**Record set:**

◆ ◆ ◆

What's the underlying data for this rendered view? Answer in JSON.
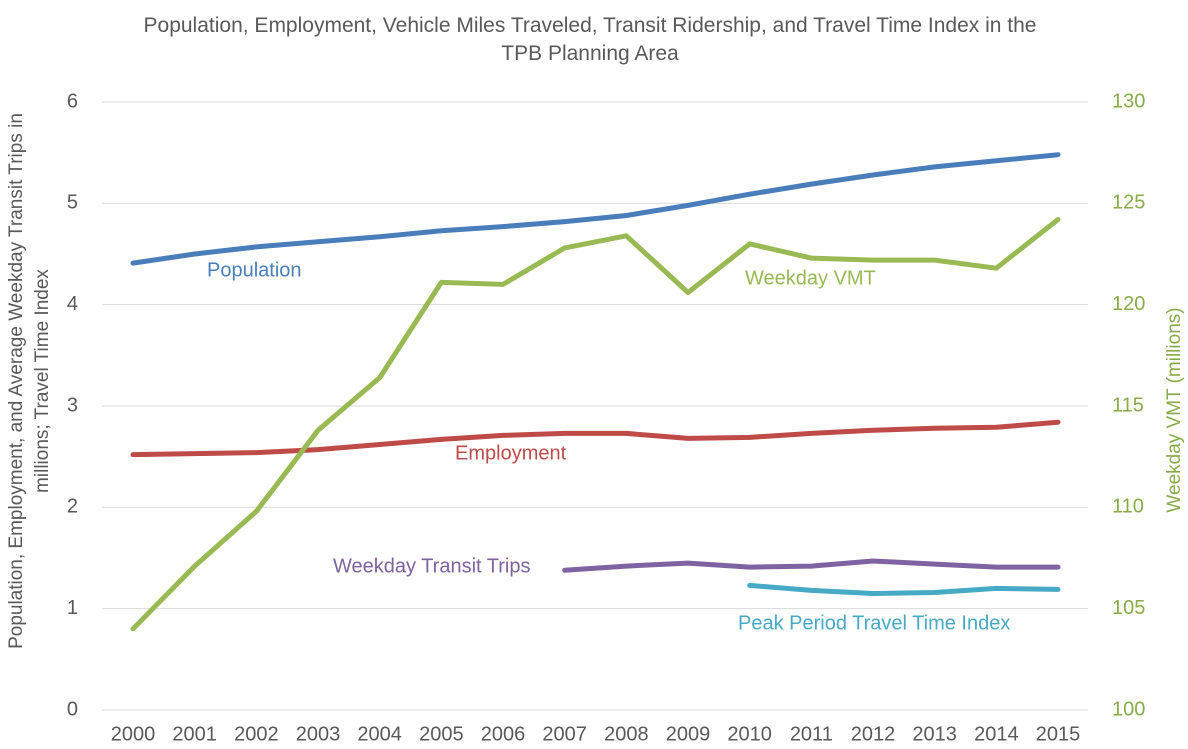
{
  "chart_data": {
    "type": "line",
    "title": "Population, Employment, Vehicle Miles Traveled, Transit Ridership, and Travel Time Index in the TPB Planning Area",
    "ylabel": "Population, Employment, and Average Weekday Transit Trips in millions; Travel Time Index",
    "y2label": "Weekday VMT (millions)",
    "categories": [
      "2000",
      "2001",
      "2002",
      "2003",
      "2004",
      "2005",
      "2006",
      "2007",
      "2008",
      "2009",
      "2010",
      "2011",
      "2012",
      "2013",
      "2014",
      "2015"
    ],
    "ylim": [
      0,
      6
    ],
    "yticks": [
      0,
      1,
      2,
      3,
      4,
      5,
      6
    ],
    "y2lim": [
      100,
      130
    ],
    "y2ticks": [
      100,
      105,
      110,
      115,
      120,
      125,
      130
    ],
    "y2color": "#8aab4a",
    "grid": true,
    "series": [
      {
        "name": "Population",
        "color": "#4a7ebb",
        "values": [
          4.41,
          4.5,
          4.57,
          4.62,
          4.67,
          4.73,
          4.77,
          4.82,
          4.88,
          4.98,
          5.09,
          5.19,
          5.28,
          5.36,
          5.42,
          5.48
        ]
      },
      {
        "name": "Employment",
        "color": "#be4b48",
        "values": [
          2.52,
          2.53,
          2.54,
          2.57,
          2.62,
          2.67,
          2.71,
          2.73,
          2.73,
          2.68,
          2.69,
          2.73,
          2.76,
          2.78,
          2.79,
          2.84
        ]
      },
      {
        "name": "Weekday VMT",
        "color": "#98b954",
        "axis": "y2",
        "values": [
          104.0,
          107.1,
          109.8,
          113.8,
          116.4,
          121.1,
          121.0,
          122.8,
          123.4,
          120.6,
          123.0,
          122.3,
          122.2,
          122.2,
          121.8,
          124.2
        ]
      },
      {
        "name": "Weekday Transit Trips",
        "color": "#7e62a1",
        "values": [
          null,
          null,
          null,
          null,
          null,
          null,
          null,
          1.38,
          1.42,
          1.45,
          1.41,
          1.42,
          1.47,
          1.44,
          1.41,
          1.41
        ]
      },
      {
        "name": "Peak Period Travel Time Index",
        "color": "#46aac5",
        "values": [
          null,
          null,
          null,
          null,
          null,
          null,
          null,
          null,
          null,
          null,
          1.23,
          1.18,
          1.15,
          1.16,
          1.2,
          1.19
        ]
      }
    ]
  }
}
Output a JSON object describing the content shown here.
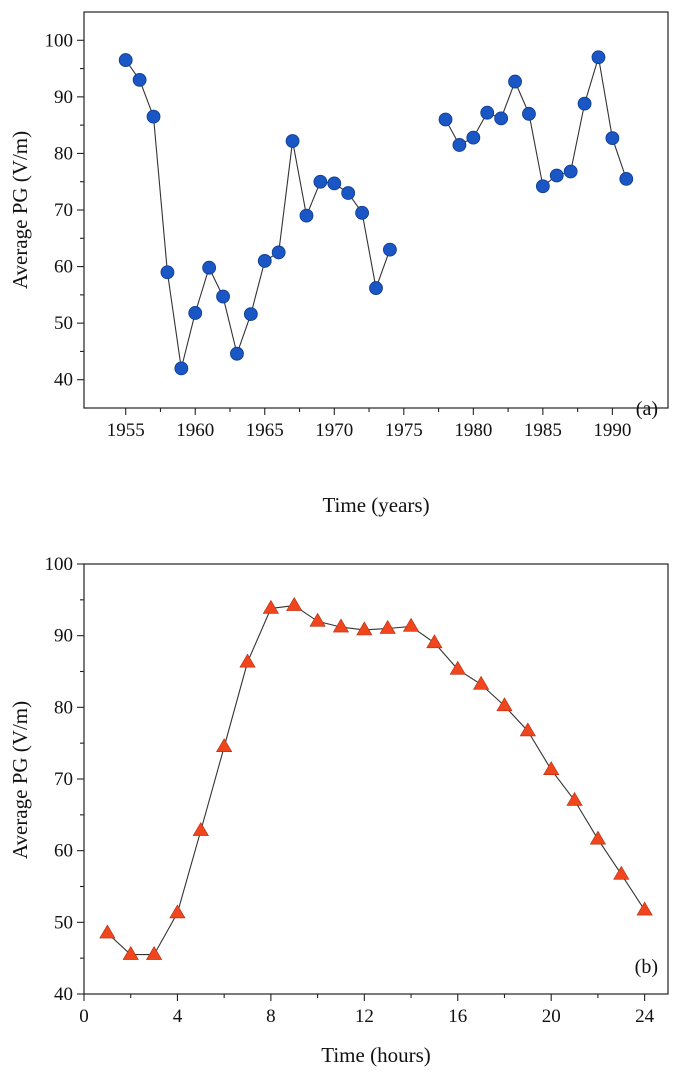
{
  "chart_data": [
    {
      "type": "scatter",
      "panel_label": "(a)",
      "xlabel": "Time (years)",
      "ylabel": "Average PG (V/m)",
      "xlim": [
        1952,
        1994
      ],
      "ylim": [
        35,
        105
      ],
      "xticks": [
        1955,
        1960,
        1965,
        1970,
        1975,
        1980,
        1985,
        1990
      ],
      "yticks": [
        40,
        50,
        60,
        70,
        80,
        90,
        100
      ],
      "marker": "circle",
      "color": "#1a56c4",
      "grid": false,
      "series": [
        {
          "x": [
            1955,
            1956,
            1957,
            1958,
            1959,
            1960,
            1961,
            1962,
            1963,
            1964,
            1965,
            1966,
            1967,
            1968,
            1969,
            1970,
            1971,
            1972,
            1973,
            1974
          ],
          "y": [
            96.5,
            93,
            86.5,
            59,
            42,
            51.8,
            59.8,
            54.7,
            44.6,
            51.6,
            61,
            62.5,
            82.2,
            69,
            75,
            74.7,
            73,
            69.5,
            56.2,
            63
          ]
        },
        {
          "x": [
            1978,
            1979,
            1980,
            1981,
            1982,
            1983,
            1984,
            1985,
            1986,
            1987,
            1988,
            1989,
            1990,
            1991
          ],
          "y": [
            86,
            81.5,
            82.8,
            87.2,
            86.2,
            92.7,
            87,
            74.2,
            76.1,
            76.8,
            88.8,
            97,
            82.7,
            75.5
          ]
        }
      ]
    },
    {
      "type": "scatter",
      "panel_label": "(b)",
      "xlabel": "Time (hours)",
      "ylabel": "Average PG (V/m)",
      "xlim": [
        0,
        25
      ],
      "ylim": [
        40,
        100
      ],
      "xticks": [
        0,
        4,
        8,
        12,
        16,
        20,
        24
      ],
      "yticks": [
        40,
        50,
        60,
        70,
        80,
        90,
        100
      ],
      "marker": "triangle",
      "color": "#f0461e",
      "grid": false,
      "series": [
        {
          "x": [
            1,
            2,
            3,
            4,
            5,
            6,
            7,
            8,
            9,
            10,
            11,
            12,
            13,
            14,
            15,
            16,
            17,
            18,
            19,
            20,
            21,
            22,
            23,
            24
          ],
          "y": [
            48.5,
            45.5,
            45.5,
            51.3,
            62.8,
            74.5,
            86.3,
            93.8,
            94.2,
            92,
            91.2,
            90.8,
            91,
            91.3,
            89,
            85.3,
            83.2,
            80.2,
            76.7,
            71.3,
            67,
            61.6,
            56.7,
            51.7
          ]
        }
      ]
    }
  ]
}
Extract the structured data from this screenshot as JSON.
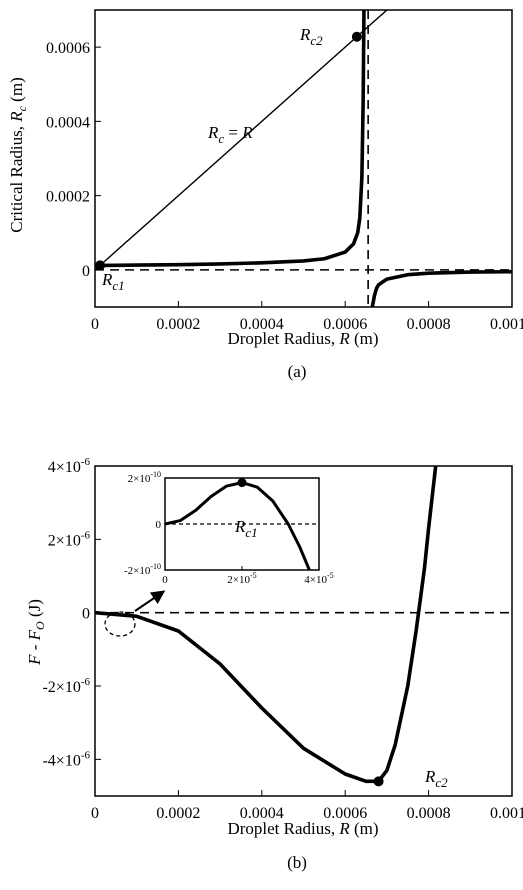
{
  "chart_data": [
    {
      "type": "line",
      "panel_label": "(a)",
      "xlabel": {
        "prefix": "Droplet Radius, ",
        "sym": "R",
        "unit": " (m)"
      },
      "ylabel": {
        "prefix": "Critical Radius, ",
        "sym": "R",
        "sub": "c",
        "unit": " (m)"
      },
      "xlim": [
        0,
        0.001
      ],
      "ylim": [
        -0.0001,
        0.0007
      ],
      "xticks": [
        {
          "value": 0,
          "label": "0"
        },
        {
          "value": 0.0002,
          "label": "0.0002"
        },
        {
          "value": 0.0004,
          "label": "0.0004"
        },
        {
          "value": 0.0006,
          "label": "0.0006"
        },
        {
          "value": 0.0008,
          "label": "0.0008"
        },
        {
          "value": 0.001,
          "label": "0.0010"
        }
      ],
      "yticks": [
        {
          "value": 0,
          "label": "0"
        },
        {
          "value": 0.0002,
          "label": "0.0002"
        },
        {
          "value": 0.0004,
          "label": "0.0004"
        },
        {
          "value": 0.0006,
          "label": "0.0006"
        }
      ],
      "series": [
        {
          "role": "critical-radius-branch-1",
          "style": "thick",
          "x": [
            0,
            2e-05,
            0.0001,
            0.0002,
            0.0003,
            0.0004,
            0.0005,
            0.00055,
            0.0006,
            0.00062,
            0.00063,
            0.000635,
            0.00064,
            0.000643,
            0.000645
          ],
          "y": [
            1.2e-05,
            1.2e-05,
            1.3e-05,
            1.4e-05,
            1.6e-05,
            1.9e-05,
            2.4e-05,
            3e-05,
            4.8e-05,
            7e-05,
            0.0001,
            0.00014,
            0.00025,
            0.00045,
            0.0007
          ]
        },
        {
          "role": "critical-radius-branch-2",
          "style": "thick",
          "x": [
            0.000665,
            0.00067,
            0.000675,
            0.00068,
            0.0007,
            0.00075,
            0.0008,
            0.0009,
            0.001
          ],
          "y": [
            -0.0001,
            -7e-05,
            -5e-05,
            -4e-05,
            -2.5e-05,
            -1.3e-05,
            -9e-06,
            -6e-06,
            -5e-06
          ]
        },
        {
          "role": "identity-line",
          "style": "thin",
          "x": [
            0,
            0.001
          ],
          "y": [
            0,
            0.001
          ]
        }
      ],
      "reference_lines": [
        {
          "orientation": "horizontal",
          "value": 0,
          "style": "dashed"
        },
        {
          "orientation": "vertical",
          "value": 0.000655,
          "style": "dashed"
        }
      ],
      "points": [
        {
          "x": 1.2e-05,
          "y": 1.2e-05
        },
        {
          "x": 0.000628,
          "y": 0.000628
        }
      ],
      "annotations": {
        "identity": {
          "a": "R",
          "a_sub": "c",
          "mid": " = ",
          "b": "R"
        },
        "rc1": {
          "sym": "R",
          "sub": "c1"
        },
        "rc2": {
          "sym": "R",
          "sub": "c2"
        }
      }
    },
    {
      "type": "line",
      "panel_label": "(b)",
      "xlabel": {
        "prefix": "Droplet Radius, ",
        "sym": "R",
        "unit": " (m)"
      },
      "ylabel": {
        "sym1": "F",
        "mid": " - ",
        "sym2": "F",
        "sub2": "O",
        "unit": " (J)"
      },
      "xlim": [
        0,
        0.001
      ],
      "ylim": [
        -5e-06,
        4e-06
      ],
      "xticks": [
        {
          "value": 0,
          "label": "0"
        },
        {
          "value": 0.0002,
          "label": "0.0002"
        },
        {
          "value": 0.0004,
          "label": "0.0004"
        },
        {
          "value": 0.0006,
          "label": "0.0006"
        },
        {
          "value": 0.0008,
          "label": "0.0008"
        },
        {
          "value": 0.001,
          "label": "0.0010"
        }
      ],
      "yticks": [
        {
          "value": 4e-06,
          "label": "4×10",
          "exp": "-6"
        },
        {
          "value": 2e-06,
          "label": "2×10",
          "exp": "-6"
        },
        {
          "value": 0,
          "label": "0",
          "exp": ""
        },
        {
          "value": -2e-06,
          "label": "-2×10",
          "exp": "-6"
        },
        {
          "value": -4e-06,
          "label": "-4×10",
          "exp": "-6"
        }
      ],
      "series": [
        {
          "role": "free-energy",
          "style": "thick",
          "x": [
            0,
            0.0001,
            0.0002,
            0.0003,
            0.0004,
            0.0005,
            0.0006,
            0.00065,
            0.00068,
            0.0007,
            0.00072,
            0.00075,
            0.00077,
            0.00079,
            0.0008,
            0.00081,
            0.00082
          ],
          "y": [
            0,
            -1e-07,
            -5e-07,
            -1.4e-06,
            -2.6e-06,
            -3.7e-06,
            -4.4e-06,
            -4.6e-06,
            -4.6e-06,
            -4.3e-06,
            -3.6e-06,
            -2e-06,
            -5e-07,
            1.2e-06,
            2.3e-06,
            3.3e-06,
            4.3e-06
          ]
        }
      ],
      "reference_lines": [
        {
          "orientation": "horizontal",
          "value": 0,
          "style": "dashed"
        }
      ],
      "points": [
        {
          "x": 0.00068,
          "y": -4.6e-06
        }
      ],
      "annotations": {
        "rc2": {
          "sym": "R",
          "sub": "c2"
        }
      },
      "inset": {
        "type": "line",
        "xlim": [
          0,
          4e-05
        ],
        "ylim": [
          -2e-10,
          2e-10
        ],
        "xticks": [
          {
            "value": 0,
            "label": "0",
            "exp": ""
          },
          {
            "value": 2e-05,
            "label": "2×10",
            "exp": "-5"
          },
          {
            "value": 4e-05,
            "label": "4×10",
            "exp": "-5"
          }
        ],
        "yticks": [
          {
            "value": 2e-10,
            "label": "2×10",
            "exp": "-10"
          },
          {
            "value": 0,
            "label": "0",
            "exp": ""
          },
          {
            "value": -2e-10,
            "label": "-2×10",
            "exp": "-10"
          }
        ],
        "series": [
          {
            "role": "free-energy-zoom",
            "style": "thick",
            "x": [
              0,
              4e-06,
              8e-06,
              1.2e-05,
              1.6e-05,
              2e-05,
              2.4e-05,
              2.8e-05,
              3.2e-05,
              3.5e-05,
              3.75e-05,
              4e-05
            ],
            "y": [
              0,
              1.5e-11,
              6e-11,
              1.2e-10,
              1.65e-10,
              1.8e-10,
              1.6e-10,
              1e-10,
              0.0,
              -1e-10,
              -2e-10,
              -3e-10
            ]
          }
        ],
        "reference_lines": [
          {
            "orientation": "horizontal",
            "value": 0,
            "style": "dotted"
          }
        ],
        "points": [
          {
            "x": 2e-05,
            "y": 1.8e-10
          }
        ],
        "annotations": {
          "rc1": {
            "sym": "R",
            "sub": "c1"
          }
        }
      }
    }
  ]
}
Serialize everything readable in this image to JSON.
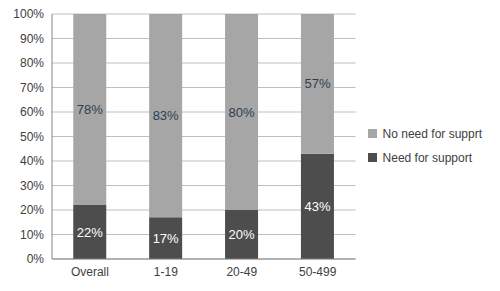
{
  "chart_data": {
    "type": "bar",
    "stacked": true,
    "grid": true,
    "legend": "right",
    "data_labels": true,
    "categories": [
      "Overall",
      "1-19",
      "20-49",
      "50-499"
    ],
    "series": [
      {
        "name": "Need for support",
        "color": "#4d4d4d",
        "values": [
          22,
          17,
          20,
          43
        ],
        "value_labels": [
          "22%",
          "17%",
          "20%",
          "43%"
        ]
      },
      {
        "name": "No need for supprt",
        "color": "#a6a6a6",
        "values": [
          78,
          83,
          80,
          57
        ],
        "value_labels": [
          "78%",
          "83%",
          "80%",
          "57%"
        ]
      }
    ],
    "ylim": [
      0,
      100
    ],
    "yticks": [
      {
        "value": 0,
        "label": "0%"
      },
      {
        "value": 10,
        "label": "10%"
      },
      {
        "value": 20,
        "label": "20%"
      },
      {
        "value": 30,
        "label": "30%"
      },
      {
        "value": 40,
        "label": "40%"
      },
      {
        "value": 50,
        "label": "50%"
      },
      {
        "value": 60,
        "label": "60%"
      },
      {
        "value": 70,
        "label": "70%"
      },
      {
        "value": 80,
        "label": "80%"
      },
      {
        "value": 90,
        "label": "90%"
      },
      {
        "value": 100,
        "label": "100%"
      }
    ]
  }
}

◆ ◆ ◆

**Set problem:**
Your task is to repeat exactly the lines from the one containing "Serialize everything readable" through the end of the material, both included, and only those, without pictures.

**Expected output:**
Serialize everything readable in this image to JSON.
{
  "chart_data": {
    "type": "bar",
    "stacked": true,
    "grid": true,
    "legend": "right",
    "data_labels": true,
    "categories": [
      "Overall",
      "1-19",
      "20-49",
      "50-499"
    ],
    "series": [
      {
        "name": "Need for support",
        "color": "#4d4d4d",
        "values": [
          22,
          17,
          20,
          43
        ],
        "value_labels": [
          "22%",
          "17%",
          "20%",
          "43%"
        ]
      },
      {
        "name": "No need for supprt",
        "color": "#a6a6a6",
        "values": [
          78,
          83,
          80,
          57
        ],
        "value_labels": [
          "78%",
          "83%",
          "80%",
          "57%"
        ]
      }
    ],
    "ylim": [
      0,
      100
    ],
    "yticks": [
      {
        "value": 0,
        "label": "0%"
      },
      {
        "value": 10,
        "label": "10%"
      },
      {
        "value": 20,
        "label": "20%"
      },
      {
        "value": 30,
        "label": "30%"
      },
      {
        "value": 40,
        "label": "40%"
      },
      {
        "value": 50,
        "label": "50%"
      },
      {
        "value": 60,
        "label": "60%"
      },
      {
        "value": 70,
        "label": "70%"
      },
      {
        "value": 80,
        "label": "80%"
      },
      {
        "value": 90,
        "label": "90%"
      },
      {
        "value": 100,
        "label": "100%"
      }
    ]
  }
}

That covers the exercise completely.